--- START OF Text segment ---
# Angel Strings Vol.2 Flurries - Out Now! 30% Off Intro Sale Plus Limited Bundle Offer



## Auddict (Mar 1, 2019)

We are absolutely thrilled to finally bring you the beginning of *Angel Strings - Volume Two*, which will be released as a series of libraries. The decision to do this was taken due to the fact that each of these are highly specialised, and it is far better to be able to choose exactly which sounds you'd like to add to your composing palette!

For more details please visit:
https://www.auddict.com

"Flurries", the first part of Angel Strings Vol.2 is an instrument which can be used to create diverse string orchestrations, adding contrast, depth, realism and variation to your string arrangements.


----------



## Robo Rivard (Mar 1, 2019)

Beautiful! Downloading.


----------



## Auddict (Mar 2, 2019)

Robo Rivard said:


> Beautiful! Downloading.


Enjoy


----------



## prodigalson (Mar 2, 2019)
--- END OF Text segment ---
Task requirements
• A. According to the forum thread, in what form will Angel Strings Volume Two be released?
• B. Reproduce the passage of the forum thread that opens with the words containing "For more details" and closes with "your string arrangements.".
These rows have no connection to the forum thread.
--- START OF Data provided ---
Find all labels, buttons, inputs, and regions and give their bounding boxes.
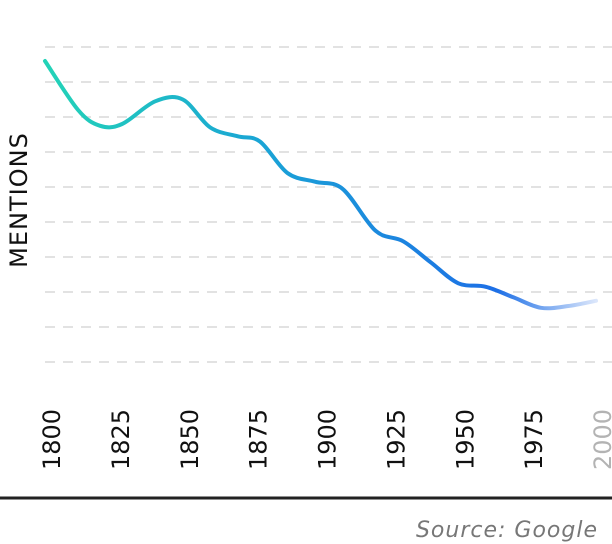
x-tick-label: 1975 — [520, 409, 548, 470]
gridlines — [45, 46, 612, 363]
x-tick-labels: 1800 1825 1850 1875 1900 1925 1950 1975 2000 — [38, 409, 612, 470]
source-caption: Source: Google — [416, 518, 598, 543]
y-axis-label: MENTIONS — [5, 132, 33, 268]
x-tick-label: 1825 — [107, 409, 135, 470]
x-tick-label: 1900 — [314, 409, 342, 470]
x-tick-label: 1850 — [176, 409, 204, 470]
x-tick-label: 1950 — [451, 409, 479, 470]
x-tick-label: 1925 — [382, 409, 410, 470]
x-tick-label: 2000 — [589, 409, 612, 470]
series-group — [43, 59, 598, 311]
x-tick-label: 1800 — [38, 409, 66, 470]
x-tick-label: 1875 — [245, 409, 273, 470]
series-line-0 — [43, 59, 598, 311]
--- END OF Data provided ---
Exercise results
• A. As a series of libraries.

• B.
For more details please visit:
https://www.auddict.com

"Flurries", the first part of Angel Strings Vol.2 is an instrument which can be used to create diverse string orchestrations, adding contrast, depth, realism and variation to your string arrangements.